* Exercise brief
Print every entry exactly as written.

* Listing
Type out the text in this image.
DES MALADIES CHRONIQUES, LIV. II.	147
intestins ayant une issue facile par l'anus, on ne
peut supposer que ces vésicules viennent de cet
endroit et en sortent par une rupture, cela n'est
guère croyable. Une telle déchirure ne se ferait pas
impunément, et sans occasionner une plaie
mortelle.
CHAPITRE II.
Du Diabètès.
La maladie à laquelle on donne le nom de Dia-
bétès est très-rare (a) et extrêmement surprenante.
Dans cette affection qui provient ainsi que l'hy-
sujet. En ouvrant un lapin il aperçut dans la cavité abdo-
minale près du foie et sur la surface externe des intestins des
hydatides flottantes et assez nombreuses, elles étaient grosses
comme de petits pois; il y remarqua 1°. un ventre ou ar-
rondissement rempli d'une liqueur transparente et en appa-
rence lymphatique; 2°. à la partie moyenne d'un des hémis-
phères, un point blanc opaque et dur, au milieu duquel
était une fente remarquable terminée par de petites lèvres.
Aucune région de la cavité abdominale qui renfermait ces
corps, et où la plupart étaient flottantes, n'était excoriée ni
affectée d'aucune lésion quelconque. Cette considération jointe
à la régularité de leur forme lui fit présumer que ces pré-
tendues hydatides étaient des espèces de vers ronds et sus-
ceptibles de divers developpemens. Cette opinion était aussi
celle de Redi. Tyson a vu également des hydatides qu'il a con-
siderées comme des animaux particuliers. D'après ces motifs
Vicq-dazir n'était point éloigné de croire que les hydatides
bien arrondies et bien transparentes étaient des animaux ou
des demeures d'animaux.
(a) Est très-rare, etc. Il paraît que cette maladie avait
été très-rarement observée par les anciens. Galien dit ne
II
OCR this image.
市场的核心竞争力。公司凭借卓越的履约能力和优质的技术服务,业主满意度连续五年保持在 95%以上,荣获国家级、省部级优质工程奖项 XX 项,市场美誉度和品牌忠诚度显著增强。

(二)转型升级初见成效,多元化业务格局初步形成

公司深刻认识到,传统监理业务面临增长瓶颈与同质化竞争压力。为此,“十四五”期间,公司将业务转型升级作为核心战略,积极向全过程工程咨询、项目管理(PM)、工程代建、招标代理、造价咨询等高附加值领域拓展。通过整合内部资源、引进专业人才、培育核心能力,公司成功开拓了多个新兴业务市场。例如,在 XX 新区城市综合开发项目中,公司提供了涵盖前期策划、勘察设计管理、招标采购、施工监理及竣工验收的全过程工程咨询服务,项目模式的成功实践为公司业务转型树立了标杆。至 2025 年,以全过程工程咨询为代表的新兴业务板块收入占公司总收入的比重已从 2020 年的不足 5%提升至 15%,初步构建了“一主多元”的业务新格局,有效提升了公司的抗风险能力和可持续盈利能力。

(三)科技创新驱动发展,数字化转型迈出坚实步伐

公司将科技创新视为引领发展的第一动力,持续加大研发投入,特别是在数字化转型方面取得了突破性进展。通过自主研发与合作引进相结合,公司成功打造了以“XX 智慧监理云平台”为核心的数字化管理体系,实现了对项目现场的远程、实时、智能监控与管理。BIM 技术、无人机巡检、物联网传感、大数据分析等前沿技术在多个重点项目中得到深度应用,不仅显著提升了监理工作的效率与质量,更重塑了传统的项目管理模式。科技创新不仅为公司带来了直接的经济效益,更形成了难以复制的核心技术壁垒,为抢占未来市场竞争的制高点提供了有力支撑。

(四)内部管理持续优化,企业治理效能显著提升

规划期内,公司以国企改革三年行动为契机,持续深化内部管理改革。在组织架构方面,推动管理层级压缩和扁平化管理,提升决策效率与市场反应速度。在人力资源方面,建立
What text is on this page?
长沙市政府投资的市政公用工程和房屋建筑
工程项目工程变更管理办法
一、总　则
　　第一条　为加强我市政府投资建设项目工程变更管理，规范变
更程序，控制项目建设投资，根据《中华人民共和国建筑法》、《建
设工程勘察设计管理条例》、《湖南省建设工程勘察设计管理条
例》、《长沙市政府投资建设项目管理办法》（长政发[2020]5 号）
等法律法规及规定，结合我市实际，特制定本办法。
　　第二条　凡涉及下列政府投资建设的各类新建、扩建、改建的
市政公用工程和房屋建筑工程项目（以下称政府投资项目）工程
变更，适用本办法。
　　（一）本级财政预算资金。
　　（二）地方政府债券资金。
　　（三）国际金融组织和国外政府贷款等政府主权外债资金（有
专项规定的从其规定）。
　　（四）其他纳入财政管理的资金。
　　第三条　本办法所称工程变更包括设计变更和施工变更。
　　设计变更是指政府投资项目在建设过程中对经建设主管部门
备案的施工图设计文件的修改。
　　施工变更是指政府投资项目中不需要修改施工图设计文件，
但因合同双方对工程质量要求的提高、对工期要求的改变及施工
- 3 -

* Solution for this problem
Type out the text in this image.
DES MALADIES CHRONIQUES, LIV. II.	147
intestins ayant une issue facile par l'anus, on ne
peut supposer que ces vésicules viennent de cet
endroit et en sortent par une rupture, cela n'est
guère croyable. Une telle déchirure ne se ferait pas
impunément, et sans occasionner une plaie
mortelle.
CHAPITRE II.
Du Diabètès.
La maladie à laquelle on donne le nom de Dia-
bétès est très-rare (a) et extrêmement surprenante.
Dans cette affection qui provient ainsi que l'hy-
sujet. En ouvrant un lapin il aperçut dans la cavité abdo-
minale près du foie et sur la surface externe des intestins des
hydatides flottantes et assez nombreuses, elles étaient grosses
comme de petits pois; il y remarqua 1°. un ventre ou ar-
rondissement rempli d'une liqueur transparente et en appa-
rence lymphatique; 2°. à la partie moyenne d'un des hémis-
phères, un point blanc opaque et dur, au milieu duquel
était une fente remarquable terminée par de petites lèvres.
Aucune région de la cavité abdominale qui renfermait ces
corps, et où la plupart étaient flottantes, n'était excoriée ni
affectée d'aucune lésion quelconque. Cette considération jointe
à la régularité de leur forme lui fit présumer que ces pré-
tendues hydatides étaient des espèces de vers ronds et sus-
ceptibles de divers developpemens. Cette opinion était aussi
celle de Redi. Tyson a vu également des hydatides qu'il a con-
siderées comme des animaux particuliers. D'après ces motifs
Vicq-dazir n'était point éloigné de croire que les hydatides
bien arrondies et bien transparentes étaient des animaux ou
des demeures d'animaux.
(a) Est très-rare, etc. Il paraît que cette maladie avait
été très-rarement observée par les anciens. Galien dit ne
II
OCR this image.
市场的核心竞争力。公司凭借卓越的履约能力和优质的技术服务,业主满意度连续五年保持在 95%以上,荣获国家级、省部级优质工程奖项 XX 项,市场美誉度和品牌忠诚度显著增强。

(二)转型升级初见成效,多元化业务格局初步形成

公司深刻认识到,传统监理业务面临增长瓶颈与同质化竞争压力。为此,“十四五”期间,公司将业务转型升级作为核心战略,积极向全过程工程咨询、项目管理(PM)、工程代建、招标代理、造价咨询等高附加值领域拓展。通过整合内部资源、引进专业人才、培育核心能力,公司成功开拓了多个新兴业务市场。例如,在 XX 新区城市综合开发项目中,公司提供了涵盖前期策划、勘察设计管理、招标采购、施工监理及竣工验收的全过程工程咨询服务,项目模式的成功实践为公司业务转型树立了标杆。至 2025 年,以全过程工程咨询为代表的新兴业务板块收入占公司总收入的比重已从 2020 年的不足 5%提升至 15%,初步构建了“一主多元”的业务新格局,有效提升了公司的抗风险能力和可持续盈利能力。

(三)科技创新驱动发展,数字化转型迈出坚实步伐

公司将科技创新视为引领发展的第一动力,持续加大研发投入,特别是在数字化转型方面取得了突破性进展。通过自主研发与合作引进相结合,公司成功打造了以“XX 智慧监理云平台”为核心的数字化管理体系,实现了对项目现场的远程、实时、智能监控与管理。BIM 技术、无人机巡检、物联网传感、大数据分析等前沿技术在多个重点项目中得到深度应用,不仅显著提升了监理工作的效率与质量,更重塑了传统的项目管理模式。科技创新不仅为公司带来了直接的经济效益,更形成了难以复制的核心技术壁垒,为抢占未来市场竞争的制高点提供了有力支撑。

(四)内部管理持续优化,企业治理效能显著提升

规划期内,公司以国企改革三年行动为契机,持续深化内部管理改革。在组织架构方面,推动管理层级压缩和扁平化管理,提升决策效率与市场反应速度。在人力资源方面,建立
What text is on this page?
长沙市政府投资的市政公用工程和房屋建筑
工程项目工程变更管理办法
一、总　则
　　第一条　为加强我市政府投资建设项目工程变更管理，规范变
更程序，控制项目建设投资，根据《中华人民共和国建筑法》、《建
设工程勘察设计管理条例》、《湖南省建设工程勘察设计管理条
例》、《长沙市政府投资建设项目管理办法》（长政发[2020]5 号）
等法律法规及规定，结合我市实际，特制定本办法。
　　第二条　凡涉及下列政府投资建设的各类新建、扩建、改建的
市政公用工程和房屋建筑工程项目（以下称政府投资项目）工程
变更，适用本办法。
　　（一）本级财政预算资金。
　　（二）地方政府债券资金。
　　（三）国际金融组织和国外政府贷款等政府主权外债资金（有
专项规定的从其规定）。
　　（四）其他纳入财政管理的资金。
　　第三条　本办法所称工程变更包括设计变更和施工变更。
　　设计变更是指政府投资项目在建设过程中对经建设主管部门
备案的施工图设计文件的修改。
　　施工变更是指政府投资项目中不需要修改施工图设计文件，
但因合同双方对工程质量要求的提高、对工期要求的改变及施工
- 3 -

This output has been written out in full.